Copy out all the rows below, switching every "x-tick-label" to "horizontal-tick-label" and changing nothing else. Leave the pictures out of your copy.

** START Record list **

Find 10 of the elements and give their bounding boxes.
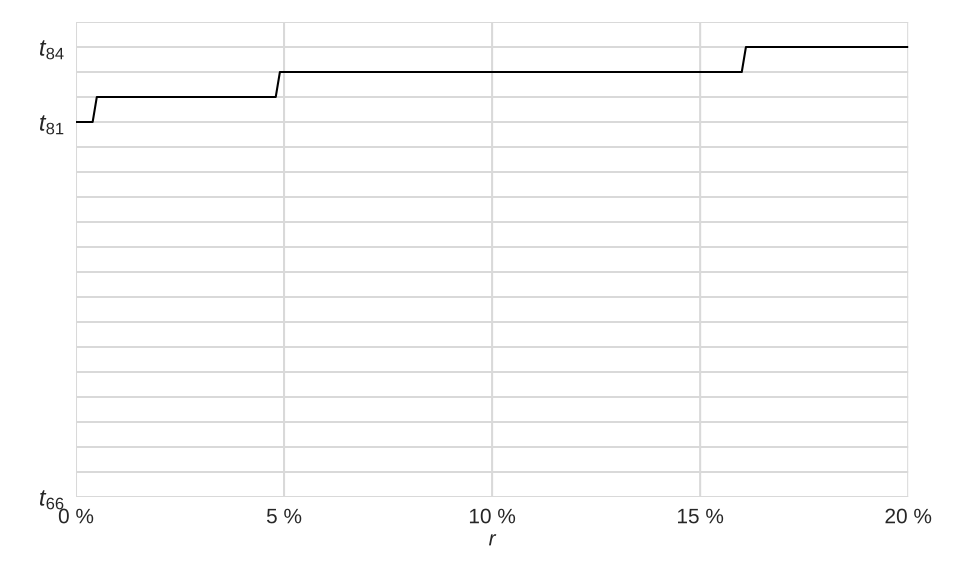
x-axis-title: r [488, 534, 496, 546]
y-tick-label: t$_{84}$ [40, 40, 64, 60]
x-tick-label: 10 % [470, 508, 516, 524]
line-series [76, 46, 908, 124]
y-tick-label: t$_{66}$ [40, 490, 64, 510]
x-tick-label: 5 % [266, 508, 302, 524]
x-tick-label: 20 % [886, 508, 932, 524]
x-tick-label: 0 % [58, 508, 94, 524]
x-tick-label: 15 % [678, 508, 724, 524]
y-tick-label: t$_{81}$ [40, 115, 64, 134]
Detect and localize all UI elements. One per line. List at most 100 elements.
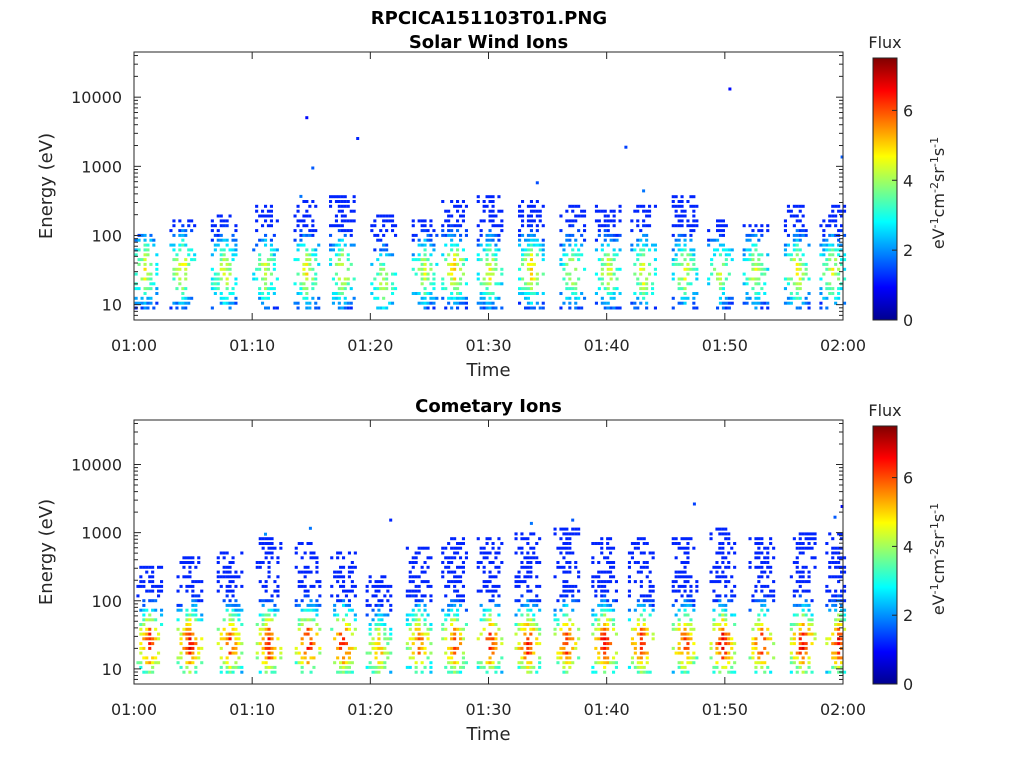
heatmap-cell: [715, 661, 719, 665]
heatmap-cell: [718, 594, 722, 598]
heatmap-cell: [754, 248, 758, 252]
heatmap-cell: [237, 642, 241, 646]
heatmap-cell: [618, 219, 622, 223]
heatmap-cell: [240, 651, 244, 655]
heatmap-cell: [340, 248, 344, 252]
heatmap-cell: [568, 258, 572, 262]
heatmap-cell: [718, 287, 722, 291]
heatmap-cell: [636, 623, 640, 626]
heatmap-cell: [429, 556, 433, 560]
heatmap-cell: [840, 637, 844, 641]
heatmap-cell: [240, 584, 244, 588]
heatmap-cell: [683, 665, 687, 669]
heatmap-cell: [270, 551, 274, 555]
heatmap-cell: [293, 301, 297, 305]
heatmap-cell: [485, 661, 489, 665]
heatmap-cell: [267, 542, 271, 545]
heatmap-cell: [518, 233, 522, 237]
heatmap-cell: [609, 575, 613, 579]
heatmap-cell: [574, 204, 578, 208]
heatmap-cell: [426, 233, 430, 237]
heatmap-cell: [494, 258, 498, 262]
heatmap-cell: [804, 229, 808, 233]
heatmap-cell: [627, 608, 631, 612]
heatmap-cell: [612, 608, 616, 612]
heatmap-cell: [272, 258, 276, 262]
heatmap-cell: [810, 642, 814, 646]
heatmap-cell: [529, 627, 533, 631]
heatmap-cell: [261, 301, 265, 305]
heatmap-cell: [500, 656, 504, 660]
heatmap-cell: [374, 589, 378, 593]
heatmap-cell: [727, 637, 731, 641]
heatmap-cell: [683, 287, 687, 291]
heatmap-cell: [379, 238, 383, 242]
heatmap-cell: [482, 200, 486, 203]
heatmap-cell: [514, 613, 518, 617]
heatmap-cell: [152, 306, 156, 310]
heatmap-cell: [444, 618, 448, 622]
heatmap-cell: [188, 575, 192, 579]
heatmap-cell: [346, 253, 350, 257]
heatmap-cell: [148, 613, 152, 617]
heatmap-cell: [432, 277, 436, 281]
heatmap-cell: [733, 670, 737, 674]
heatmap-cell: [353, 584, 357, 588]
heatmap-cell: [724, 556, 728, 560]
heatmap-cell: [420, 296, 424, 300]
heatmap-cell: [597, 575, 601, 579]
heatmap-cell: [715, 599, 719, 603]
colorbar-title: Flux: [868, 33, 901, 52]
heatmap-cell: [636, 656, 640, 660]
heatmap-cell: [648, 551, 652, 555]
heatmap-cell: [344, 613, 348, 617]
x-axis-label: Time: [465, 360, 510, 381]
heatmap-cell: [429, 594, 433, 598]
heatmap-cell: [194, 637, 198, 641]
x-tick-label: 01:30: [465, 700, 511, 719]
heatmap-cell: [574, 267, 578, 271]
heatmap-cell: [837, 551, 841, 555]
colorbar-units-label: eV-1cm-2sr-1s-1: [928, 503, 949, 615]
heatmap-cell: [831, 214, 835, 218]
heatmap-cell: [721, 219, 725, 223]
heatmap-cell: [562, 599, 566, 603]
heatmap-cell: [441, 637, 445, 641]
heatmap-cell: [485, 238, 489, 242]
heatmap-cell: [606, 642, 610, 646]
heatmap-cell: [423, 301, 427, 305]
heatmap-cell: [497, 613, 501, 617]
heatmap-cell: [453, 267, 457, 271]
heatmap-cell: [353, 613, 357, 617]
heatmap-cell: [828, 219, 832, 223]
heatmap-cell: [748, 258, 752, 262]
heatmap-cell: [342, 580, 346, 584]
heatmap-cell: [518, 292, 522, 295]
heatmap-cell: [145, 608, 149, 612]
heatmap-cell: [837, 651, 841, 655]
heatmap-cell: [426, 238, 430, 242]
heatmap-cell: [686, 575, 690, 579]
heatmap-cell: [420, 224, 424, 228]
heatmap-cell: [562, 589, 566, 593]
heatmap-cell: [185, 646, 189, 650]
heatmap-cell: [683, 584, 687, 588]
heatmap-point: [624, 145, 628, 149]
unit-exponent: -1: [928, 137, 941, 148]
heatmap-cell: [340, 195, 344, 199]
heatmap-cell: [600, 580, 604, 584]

** END Record list **

■ **Response for this exercise**
Find 10 of the elements and give their bounding boxes.
x-axis-title: r [488, 534, 496, 546]
y-tick-label: t$_{84}$ [40, 40, 64, 60]
horizontal-tick-label: 10 % [470, 508, 516, 524]
line-series [76, 46, 908, 124]
y-tick-label: t$_{66}$ [40, 490, 64, 510]
horizontal-tick-label: 5 % [266, 508, 302, 524]
horizontal-tick-label: 20 % [886, 508, 932, 524]
horizontal-tick-label: 0 % [58, 508, 94, 524]
horizontal-tick-label: 15 % [678, 508, 724, 524]
y-tick-label: t$_{81}$ [40, 115, 64, 134]
Detect and localize all UI elements. One per line. List at most 100 elements.
heatmap-cell: [715, 661, 719, 665]
heatmap-cell: [718, 594, 722, 598]
heatmap-cell: [754, 248, 758, 252]
heatmap-cell: [237, 642, 241, 646]
heatmap-cell: [618, 219, 622, 223]
heatmap-cell: [240, 651, 244, 655]
heatmap-cell: [340, 248, 344, 252]
heatmap-cell: [568, 258, 572, 262]
heatmap-cell: [718, 287, 722, 291]
heatmap-cell: [636, 623, 640, 626]
heatmap-cell: [429, 556, 433, 560]
heatmap-cell: [840, 637, 844, 641]
heatmap-cell: [240, 584, 244, 588]
heatmap-cell: [683, 665, 687, 669]
heatmap-cell: [270, 551, 274, 555]
heatmap-cell: [293, 301, 297, 305]
heatmap-cell: [485, 661, 489, 665]
heatmap-cell: [267, 542, 271, 545]
heatmap-cell: [518, 233, 522, 237]
heatmap-cell: [609, 575, 613, 579]
heatmap-cell: [574, 204, 578, 208]
heatmap-cell: [426, 233, 430, 237]
heatmap-cell: [494, 258, 498, 262]
heatmap-cell: [804, 229, 808, 233]
heatmap-cell: [627, 608, 631, 612]
heatmap-cell: [612, 608, 616, 612]
heatmap-cell: [272, 258, 276, 262]
heatmap-cell: [810, 642, 814, 646]
heatmap-cell: [529, 627, 533, 631]
heatmap-cell: [261, 301, 265, 305]
heatmap-cell: [500, 656, 504, 660]
heatmap-cell: [374, 589, 378, 593]
heatmap-cell: [727, 637, 731, 641]
heatmap-cell: [683, 287, 687, 291]
heatmap-cell: [379, 238, 383, 242]
heatmap-cell: [482, 200, 486, 203]
heatmap-cell: [514, 613, 518, 617]
heatmap-cell: [152, 306, 156, 310]
heatmap-cell: [444, 618, 448, 622]
heatmap-cell: [188, 575, 192, 579]
heatmap-cell: [346, 253, 350, 257]
heatmap-cell: [148, 613, 152, 617]
heatmap-cell: [432, 277, 436, 281]
heatmap-cell: [733, 670, 737, 674]
heatmap-cell: [353, 584, 357, 588]
heatmap-cell: [724, 556, 728, 560]
heatmap-cell: [420, 296, 424, 300]
heatmap-cell: [597, 575, 601, 579]
heatmap-cell: [715, 599, 719, 603]
colorbar-title: Flux: [868, 33, 901, 52]
heatmap-cell: [636, 656, 640, 660]
heatmap-cell: [648, 551, 652, 555]
heatmap-cell: [344, 613, 348, 617]
x-axis-label: Time: [465, 360, 510, 381]
heatmap-cell: [429, 594, 433, 598]
heatmap-cell: [194, 637, 198, 641]
horizontal-tick-label: 01:30: [465, 700, 511, 719]
heatmap-cell: [574, 267, 578, 271]
heatmap-cell: [837, 551, 841, 555]
colorbar-units-label: eV-1cm-2sr-1s-1: [928, 503, 949, 615]
heatmap-cell: [831, 214, 835, 218]
heatmap-cell: [721, 219, 725, 223]
heatmap-cell: [562, 599, 566, 603]
heatmap-cell: [441, 637, 445, 641]
heatmap-cell: [485, 238, 489, 242]
heatmap-cell: [606, 642, 610, 646]
heatmap-cell: [423, 301, 427, 305]
heatmap-cell: [497, 613, 501, 617]
heatmap-cell: [453, 267, 457, 271]
heatmap-cell: [353, 613, 357, 617]
heatmap-cell: [828, 219, 832, 223]
heatmap-cell: [748, 258, 752, 262]
heatmap-cell: [342, 580, 346, 584]
heatmap-cell: [518, 292, 522, 295]
heatmap-cell: [145, 608, 149, 612]
heatmap-cell: [837, 651, 841, 655]
heatmap-cell: [426, 238, 430, 242]
heatmap-cell: [686, 575, 690, 579]
heatmap-cell: [420, 224, 424, 228]
heatmap-cell: [562, 589, 566, 593]
heatmap-cell: [185, 646, 189, 650]
heatmap-cell: [683, 584, 687, 588]
heatmap-point: [624, 145, 628, 149]
unit-exponent: -1: [928, 137, 941, 148]
heatmap-cell: [340, 195, 344, 199]
heatmap-cell: [600, 580, 604, 584]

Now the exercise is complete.